ACTION ITEM
Which lines below contain the word "absorption"? Copy each one.

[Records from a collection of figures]
Segment Open

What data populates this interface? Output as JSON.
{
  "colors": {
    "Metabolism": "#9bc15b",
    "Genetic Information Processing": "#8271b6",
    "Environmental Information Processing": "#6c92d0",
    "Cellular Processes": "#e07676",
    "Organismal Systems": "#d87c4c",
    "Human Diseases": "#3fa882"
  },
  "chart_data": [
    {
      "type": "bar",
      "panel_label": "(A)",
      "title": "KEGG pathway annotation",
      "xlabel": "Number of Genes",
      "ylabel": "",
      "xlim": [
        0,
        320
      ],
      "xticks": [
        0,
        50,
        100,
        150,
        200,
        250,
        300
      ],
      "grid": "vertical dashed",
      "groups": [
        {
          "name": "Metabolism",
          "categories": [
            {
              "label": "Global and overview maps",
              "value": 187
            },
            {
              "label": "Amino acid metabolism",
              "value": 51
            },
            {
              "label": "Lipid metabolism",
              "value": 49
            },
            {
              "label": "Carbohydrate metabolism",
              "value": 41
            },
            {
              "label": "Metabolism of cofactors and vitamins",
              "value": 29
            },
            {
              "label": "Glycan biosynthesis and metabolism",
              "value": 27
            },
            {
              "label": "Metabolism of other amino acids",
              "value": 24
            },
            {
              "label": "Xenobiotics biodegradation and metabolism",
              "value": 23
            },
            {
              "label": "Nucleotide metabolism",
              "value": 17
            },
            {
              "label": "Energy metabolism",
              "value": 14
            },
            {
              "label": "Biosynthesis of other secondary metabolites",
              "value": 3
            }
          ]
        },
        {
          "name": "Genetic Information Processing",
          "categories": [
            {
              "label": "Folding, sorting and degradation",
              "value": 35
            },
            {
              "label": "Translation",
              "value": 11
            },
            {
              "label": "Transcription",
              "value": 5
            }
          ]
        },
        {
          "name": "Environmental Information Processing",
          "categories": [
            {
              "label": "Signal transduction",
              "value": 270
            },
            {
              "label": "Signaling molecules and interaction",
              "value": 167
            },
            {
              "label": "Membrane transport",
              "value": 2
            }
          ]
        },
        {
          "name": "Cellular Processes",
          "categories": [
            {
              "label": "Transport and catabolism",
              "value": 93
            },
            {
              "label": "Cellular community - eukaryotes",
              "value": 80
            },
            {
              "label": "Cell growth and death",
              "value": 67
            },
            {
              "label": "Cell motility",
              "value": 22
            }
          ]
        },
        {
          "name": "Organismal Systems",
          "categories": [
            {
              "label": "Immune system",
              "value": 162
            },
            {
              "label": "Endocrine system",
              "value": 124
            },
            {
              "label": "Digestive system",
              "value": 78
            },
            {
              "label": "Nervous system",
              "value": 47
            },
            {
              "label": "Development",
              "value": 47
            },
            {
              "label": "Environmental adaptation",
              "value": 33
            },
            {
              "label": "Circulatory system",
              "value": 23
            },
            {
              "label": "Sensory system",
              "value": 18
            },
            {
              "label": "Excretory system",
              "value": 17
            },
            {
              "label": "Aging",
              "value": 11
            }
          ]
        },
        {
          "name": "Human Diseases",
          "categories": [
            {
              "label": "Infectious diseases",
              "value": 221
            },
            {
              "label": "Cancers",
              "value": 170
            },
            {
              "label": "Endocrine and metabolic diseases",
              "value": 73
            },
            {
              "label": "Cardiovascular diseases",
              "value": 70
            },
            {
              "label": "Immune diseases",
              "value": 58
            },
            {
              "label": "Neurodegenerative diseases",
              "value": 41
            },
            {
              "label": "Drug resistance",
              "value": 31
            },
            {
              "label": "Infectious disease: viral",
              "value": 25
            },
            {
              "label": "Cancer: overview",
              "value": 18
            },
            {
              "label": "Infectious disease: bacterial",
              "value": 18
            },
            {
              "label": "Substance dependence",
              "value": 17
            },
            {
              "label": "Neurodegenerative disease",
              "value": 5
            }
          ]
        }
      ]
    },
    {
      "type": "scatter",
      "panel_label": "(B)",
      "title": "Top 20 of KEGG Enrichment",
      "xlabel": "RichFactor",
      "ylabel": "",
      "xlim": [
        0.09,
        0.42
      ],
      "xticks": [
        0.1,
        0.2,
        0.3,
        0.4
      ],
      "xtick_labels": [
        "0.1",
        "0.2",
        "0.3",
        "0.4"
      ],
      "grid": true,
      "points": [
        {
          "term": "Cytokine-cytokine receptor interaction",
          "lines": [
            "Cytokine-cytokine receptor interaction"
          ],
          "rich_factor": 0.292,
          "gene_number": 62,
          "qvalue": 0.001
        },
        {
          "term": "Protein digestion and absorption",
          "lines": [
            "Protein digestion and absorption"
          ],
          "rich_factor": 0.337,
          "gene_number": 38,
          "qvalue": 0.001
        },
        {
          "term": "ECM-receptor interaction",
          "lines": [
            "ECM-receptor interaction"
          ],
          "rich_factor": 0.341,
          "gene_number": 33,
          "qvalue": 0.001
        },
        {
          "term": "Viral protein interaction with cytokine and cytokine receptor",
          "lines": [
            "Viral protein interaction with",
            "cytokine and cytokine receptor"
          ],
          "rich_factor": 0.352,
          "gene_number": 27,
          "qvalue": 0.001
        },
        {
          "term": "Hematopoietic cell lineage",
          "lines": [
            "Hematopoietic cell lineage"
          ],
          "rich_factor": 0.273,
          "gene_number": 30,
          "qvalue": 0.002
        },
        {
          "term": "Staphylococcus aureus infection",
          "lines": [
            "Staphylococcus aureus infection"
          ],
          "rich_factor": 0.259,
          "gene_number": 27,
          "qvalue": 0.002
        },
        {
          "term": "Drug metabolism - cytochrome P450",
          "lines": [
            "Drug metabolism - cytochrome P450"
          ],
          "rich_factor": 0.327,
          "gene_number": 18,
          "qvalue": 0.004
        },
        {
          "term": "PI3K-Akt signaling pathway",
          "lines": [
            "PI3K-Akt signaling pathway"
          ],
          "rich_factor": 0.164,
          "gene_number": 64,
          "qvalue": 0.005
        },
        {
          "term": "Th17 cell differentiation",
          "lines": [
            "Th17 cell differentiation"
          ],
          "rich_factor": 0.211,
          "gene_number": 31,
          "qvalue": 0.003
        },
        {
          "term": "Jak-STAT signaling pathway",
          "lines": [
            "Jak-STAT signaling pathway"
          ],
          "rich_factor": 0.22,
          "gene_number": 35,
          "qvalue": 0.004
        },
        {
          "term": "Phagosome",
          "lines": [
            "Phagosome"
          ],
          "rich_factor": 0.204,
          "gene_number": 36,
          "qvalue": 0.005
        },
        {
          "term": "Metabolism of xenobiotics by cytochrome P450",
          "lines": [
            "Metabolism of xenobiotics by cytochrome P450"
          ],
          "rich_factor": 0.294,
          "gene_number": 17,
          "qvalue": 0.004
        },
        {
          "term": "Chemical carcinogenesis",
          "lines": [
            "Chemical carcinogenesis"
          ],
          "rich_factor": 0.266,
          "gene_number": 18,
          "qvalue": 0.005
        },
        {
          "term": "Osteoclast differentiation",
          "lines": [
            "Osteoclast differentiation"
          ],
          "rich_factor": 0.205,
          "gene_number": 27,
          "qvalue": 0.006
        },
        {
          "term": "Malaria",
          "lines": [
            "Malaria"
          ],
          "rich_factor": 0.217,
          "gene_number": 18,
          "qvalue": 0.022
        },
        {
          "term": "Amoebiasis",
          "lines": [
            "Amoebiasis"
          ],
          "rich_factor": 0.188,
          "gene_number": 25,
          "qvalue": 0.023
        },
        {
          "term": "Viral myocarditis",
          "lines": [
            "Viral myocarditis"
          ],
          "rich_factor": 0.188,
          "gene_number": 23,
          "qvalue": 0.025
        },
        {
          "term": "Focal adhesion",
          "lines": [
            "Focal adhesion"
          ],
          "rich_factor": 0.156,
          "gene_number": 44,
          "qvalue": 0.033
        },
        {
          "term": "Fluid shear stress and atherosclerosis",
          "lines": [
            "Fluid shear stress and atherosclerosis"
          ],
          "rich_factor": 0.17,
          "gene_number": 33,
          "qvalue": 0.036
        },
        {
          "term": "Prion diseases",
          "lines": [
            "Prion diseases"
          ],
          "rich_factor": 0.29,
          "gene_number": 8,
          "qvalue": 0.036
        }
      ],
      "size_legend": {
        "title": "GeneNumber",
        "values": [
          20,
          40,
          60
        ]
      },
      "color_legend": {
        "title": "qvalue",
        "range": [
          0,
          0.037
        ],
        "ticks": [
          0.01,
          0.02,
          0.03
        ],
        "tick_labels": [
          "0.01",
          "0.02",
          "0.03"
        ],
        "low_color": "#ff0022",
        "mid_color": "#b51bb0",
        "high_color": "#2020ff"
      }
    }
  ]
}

Segment Closed

SOLUTION TO THIS TASK
          "term": "Protein digestion and absorption",
            "Protein digestion and absorption"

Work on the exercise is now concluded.